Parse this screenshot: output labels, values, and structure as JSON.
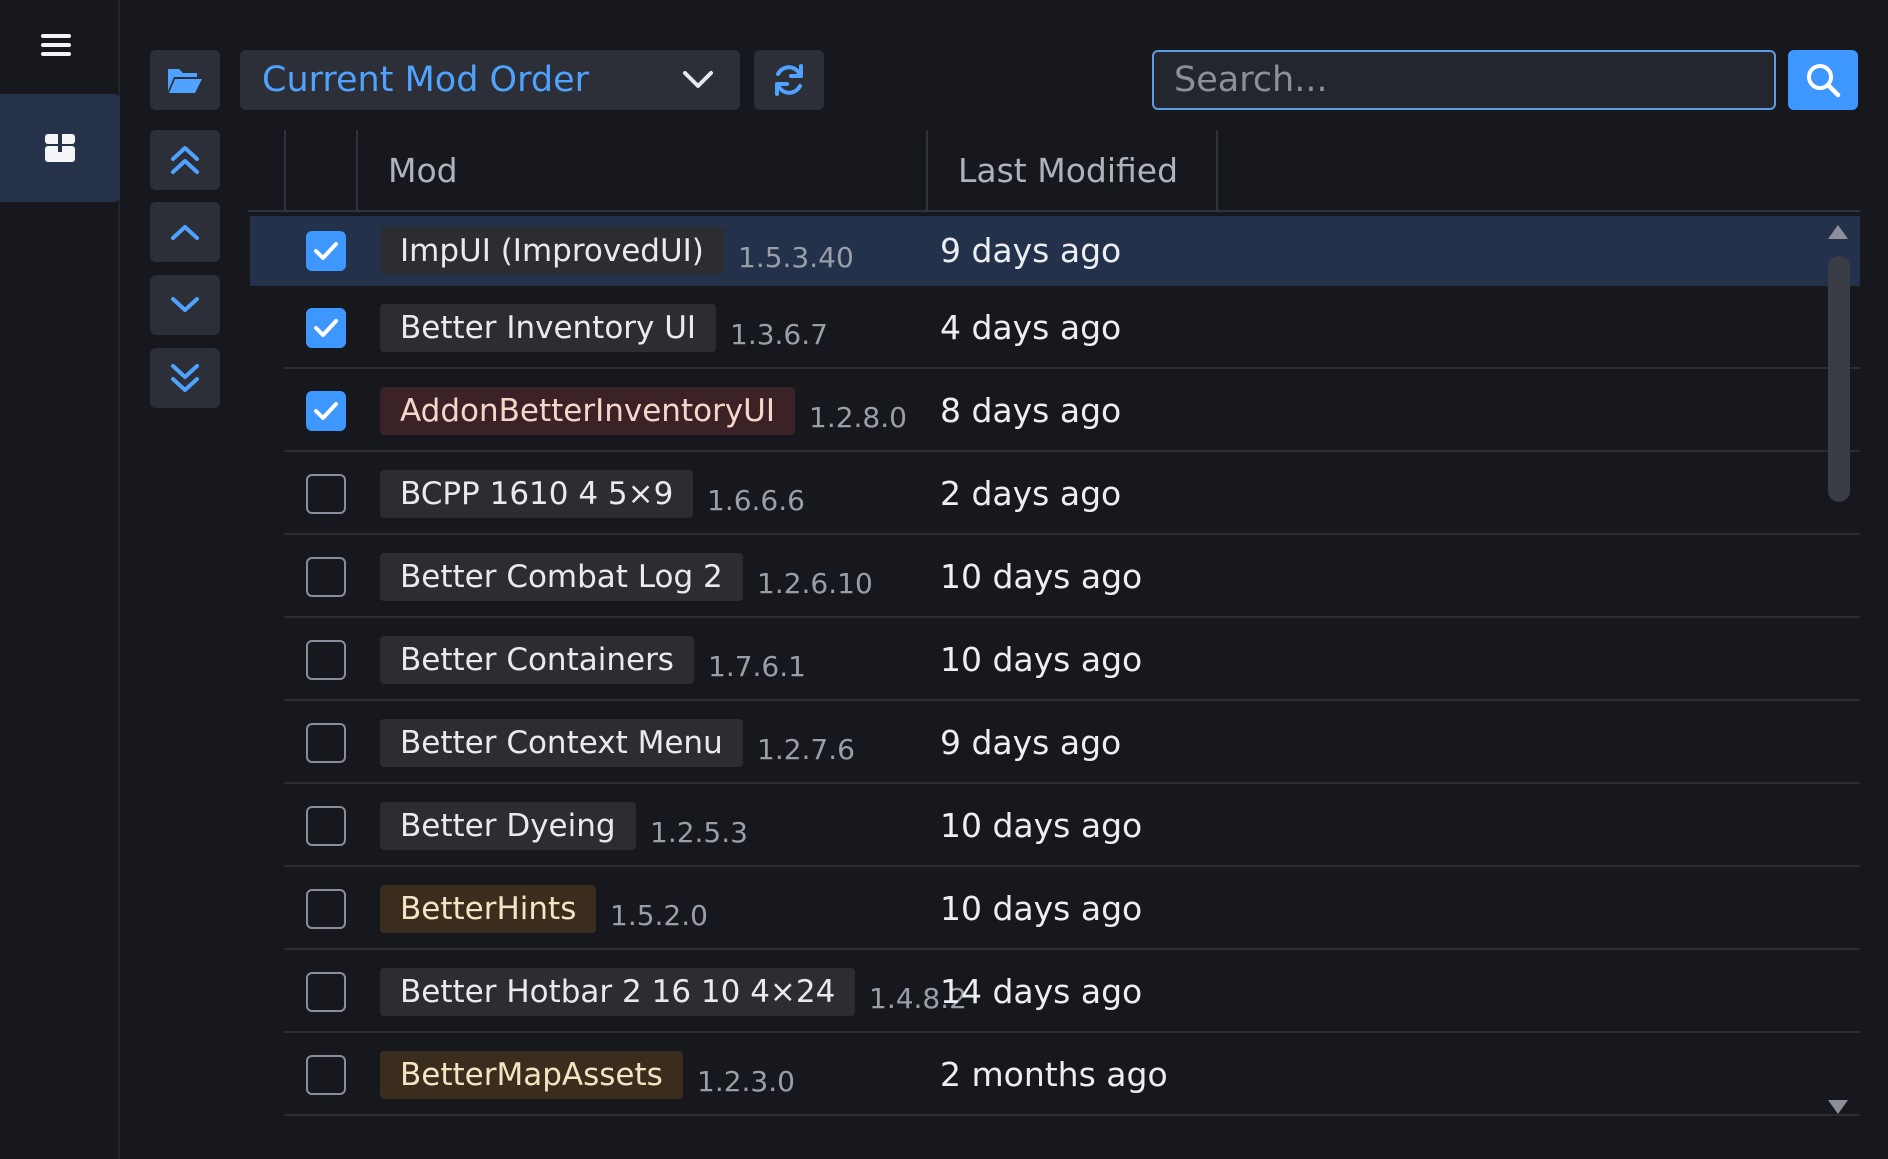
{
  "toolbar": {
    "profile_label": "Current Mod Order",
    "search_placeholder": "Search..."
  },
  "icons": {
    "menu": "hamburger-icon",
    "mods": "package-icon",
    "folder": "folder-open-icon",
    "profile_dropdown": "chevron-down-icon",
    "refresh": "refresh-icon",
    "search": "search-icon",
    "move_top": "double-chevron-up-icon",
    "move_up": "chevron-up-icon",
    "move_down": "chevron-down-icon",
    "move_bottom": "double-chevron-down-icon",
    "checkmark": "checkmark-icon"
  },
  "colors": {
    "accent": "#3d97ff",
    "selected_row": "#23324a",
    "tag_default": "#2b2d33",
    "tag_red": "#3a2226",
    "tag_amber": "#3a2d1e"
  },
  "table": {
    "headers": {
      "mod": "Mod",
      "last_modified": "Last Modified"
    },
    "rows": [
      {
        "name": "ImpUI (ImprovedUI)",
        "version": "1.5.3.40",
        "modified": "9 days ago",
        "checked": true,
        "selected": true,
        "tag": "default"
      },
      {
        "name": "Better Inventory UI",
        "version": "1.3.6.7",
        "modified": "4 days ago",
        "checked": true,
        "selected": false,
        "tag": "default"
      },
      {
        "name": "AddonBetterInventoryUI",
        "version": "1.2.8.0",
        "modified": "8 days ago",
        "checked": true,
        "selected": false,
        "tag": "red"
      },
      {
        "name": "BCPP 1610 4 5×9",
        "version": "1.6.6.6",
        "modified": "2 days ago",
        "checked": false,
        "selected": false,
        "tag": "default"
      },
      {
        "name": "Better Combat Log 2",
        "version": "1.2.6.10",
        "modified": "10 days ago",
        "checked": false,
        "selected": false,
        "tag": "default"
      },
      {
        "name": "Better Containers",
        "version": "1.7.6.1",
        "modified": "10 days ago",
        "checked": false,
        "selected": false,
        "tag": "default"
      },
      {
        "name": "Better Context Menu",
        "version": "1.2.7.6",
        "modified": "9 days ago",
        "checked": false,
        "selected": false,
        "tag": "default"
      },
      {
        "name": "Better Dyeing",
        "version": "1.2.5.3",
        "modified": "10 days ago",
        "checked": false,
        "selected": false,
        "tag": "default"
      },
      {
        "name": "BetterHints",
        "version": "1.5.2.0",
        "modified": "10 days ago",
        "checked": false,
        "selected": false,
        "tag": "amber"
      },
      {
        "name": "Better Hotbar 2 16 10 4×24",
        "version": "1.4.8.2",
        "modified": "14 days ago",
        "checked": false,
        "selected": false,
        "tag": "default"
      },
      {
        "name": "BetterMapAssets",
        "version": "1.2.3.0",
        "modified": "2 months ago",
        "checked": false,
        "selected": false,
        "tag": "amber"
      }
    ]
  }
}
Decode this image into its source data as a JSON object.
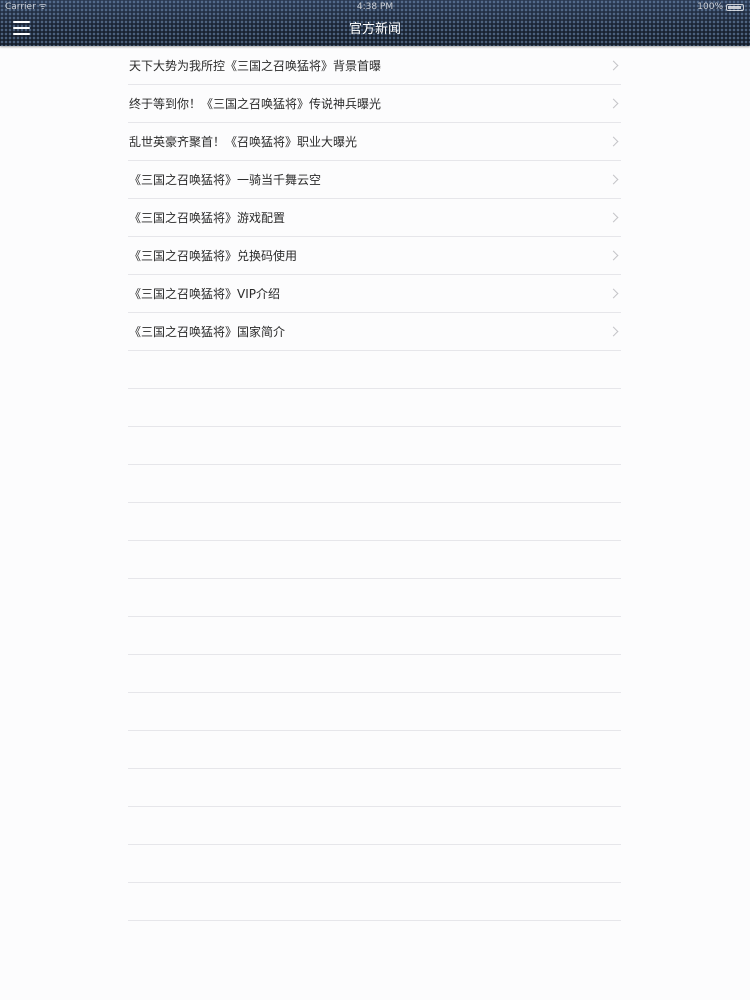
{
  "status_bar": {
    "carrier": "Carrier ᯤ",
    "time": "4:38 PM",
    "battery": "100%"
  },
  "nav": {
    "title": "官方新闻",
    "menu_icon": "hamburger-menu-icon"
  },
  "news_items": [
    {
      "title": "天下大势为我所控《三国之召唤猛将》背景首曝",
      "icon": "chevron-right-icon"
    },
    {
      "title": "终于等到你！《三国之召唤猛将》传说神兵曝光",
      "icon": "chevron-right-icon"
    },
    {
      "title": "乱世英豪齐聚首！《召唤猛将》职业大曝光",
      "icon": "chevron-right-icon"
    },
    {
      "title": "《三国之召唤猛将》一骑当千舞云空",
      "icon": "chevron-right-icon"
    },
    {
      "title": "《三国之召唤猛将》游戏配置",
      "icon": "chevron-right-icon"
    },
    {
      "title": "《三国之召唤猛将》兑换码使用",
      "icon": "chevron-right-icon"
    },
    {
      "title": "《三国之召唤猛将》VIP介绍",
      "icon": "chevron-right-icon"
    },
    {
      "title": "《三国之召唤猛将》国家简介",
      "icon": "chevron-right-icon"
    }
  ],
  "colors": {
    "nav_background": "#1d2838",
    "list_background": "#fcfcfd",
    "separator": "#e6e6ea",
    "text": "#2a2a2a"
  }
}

What is being asked » Gather all lines with the string "hamburger" from the data.

Task answer »
    "menu": "hamburger-icon",
    "menu_icon": "hamburger-menu-icon"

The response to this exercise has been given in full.